Your objective -> Pictures are excluded from this exercise. Transcribe exactly the lines from the one containing "Convert this document image to plain text." through the last line of the listing.
--- BEGIN ---
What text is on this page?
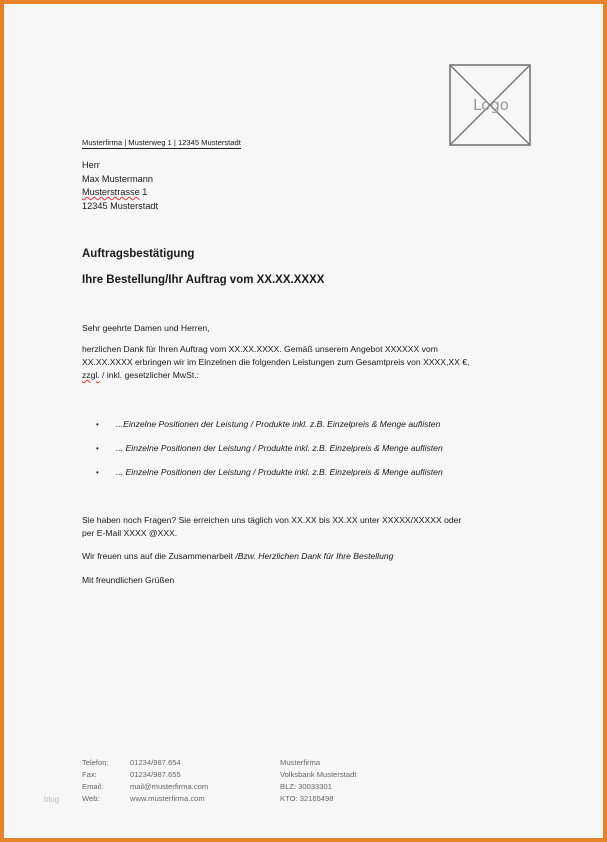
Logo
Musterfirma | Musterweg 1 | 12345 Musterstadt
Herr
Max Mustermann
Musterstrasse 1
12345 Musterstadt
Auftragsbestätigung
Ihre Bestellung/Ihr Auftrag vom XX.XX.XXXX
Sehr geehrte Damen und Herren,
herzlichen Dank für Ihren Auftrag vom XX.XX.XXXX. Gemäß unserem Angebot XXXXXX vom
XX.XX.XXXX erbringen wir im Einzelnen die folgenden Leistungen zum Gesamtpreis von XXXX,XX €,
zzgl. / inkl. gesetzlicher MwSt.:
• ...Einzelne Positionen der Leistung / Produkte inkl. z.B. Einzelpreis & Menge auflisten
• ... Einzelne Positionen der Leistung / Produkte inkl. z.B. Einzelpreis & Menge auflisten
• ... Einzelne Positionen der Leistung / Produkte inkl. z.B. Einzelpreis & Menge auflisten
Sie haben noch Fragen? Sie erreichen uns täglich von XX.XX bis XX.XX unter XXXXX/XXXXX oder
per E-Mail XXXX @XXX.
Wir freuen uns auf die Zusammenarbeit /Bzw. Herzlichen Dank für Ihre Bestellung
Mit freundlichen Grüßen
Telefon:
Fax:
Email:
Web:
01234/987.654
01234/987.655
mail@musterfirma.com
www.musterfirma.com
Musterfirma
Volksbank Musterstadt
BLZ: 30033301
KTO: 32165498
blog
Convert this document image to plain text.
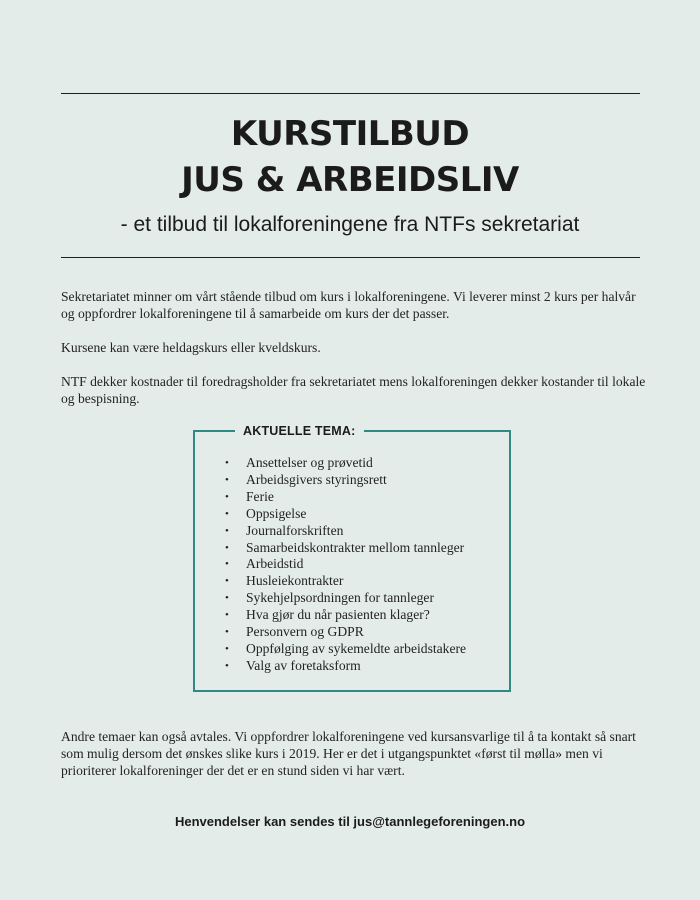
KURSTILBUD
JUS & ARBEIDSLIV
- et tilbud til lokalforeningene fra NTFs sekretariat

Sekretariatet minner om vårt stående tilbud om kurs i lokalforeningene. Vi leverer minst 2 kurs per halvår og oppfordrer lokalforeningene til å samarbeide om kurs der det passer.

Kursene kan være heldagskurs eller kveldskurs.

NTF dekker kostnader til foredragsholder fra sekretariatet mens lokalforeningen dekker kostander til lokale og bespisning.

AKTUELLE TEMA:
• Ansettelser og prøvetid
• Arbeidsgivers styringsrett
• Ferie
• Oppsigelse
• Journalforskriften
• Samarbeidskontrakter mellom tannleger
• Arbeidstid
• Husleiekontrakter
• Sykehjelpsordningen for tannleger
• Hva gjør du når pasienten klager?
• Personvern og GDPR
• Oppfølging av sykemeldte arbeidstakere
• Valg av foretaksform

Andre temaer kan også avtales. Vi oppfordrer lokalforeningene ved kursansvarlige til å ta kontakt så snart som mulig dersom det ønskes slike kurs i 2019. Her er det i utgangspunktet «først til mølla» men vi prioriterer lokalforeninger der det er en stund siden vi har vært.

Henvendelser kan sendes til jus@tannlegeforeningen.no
--- END ---
Response to this exercise ->
Convert this document image to plain text.
KURSTILBUD
JUS & ARBEIDSLIV
- et tilbud til lokalforeningene fra NTFs sekretariat

Sekretariatet minner om vårt stående tilbud om kurs i lokalforeningene. Vi leverer minst 2 kurs per halvår og oppfordrer lokalforeningene til å samarbeide om kurs der det passer.

Kursene kan være heldagskurs eller kveldskurs.

NTF dekker kostnader til foredragsholder fra sekretariatet mens lokalforeningen dekker kostander til lokale og bespisning.

AKTUELLE TEMA:
• Ansettelser og prøvetid
• Arbeidsgivers styringsrett
• Ferie
• Oppsigelse
• Journalforskriften
• Samarbeidskontrakter mellom tannleger
• Arbeidstid
• Husleiekontrakter
• Sykehjelpsordningen for tannleger
• Hva gjør du når pasienten klager?
• Personvern og GDPR
• Oppfølging av sykemeldte arbeidstakere
• Valg av foretaksform

Andre temaer kan også avtales. Vi oppfordrer lokalforeningene ved kursansvarlige til å ta kontakt så snart som mulig dersom det ønskes slike kurs i 2019. Her er det i utgangspunktet «først til mølla» men vi prioriterer lokalforeninger der det er en stund siden vi har vært.

Henvendelser kan sendes til jus@tannlegeforeningen.no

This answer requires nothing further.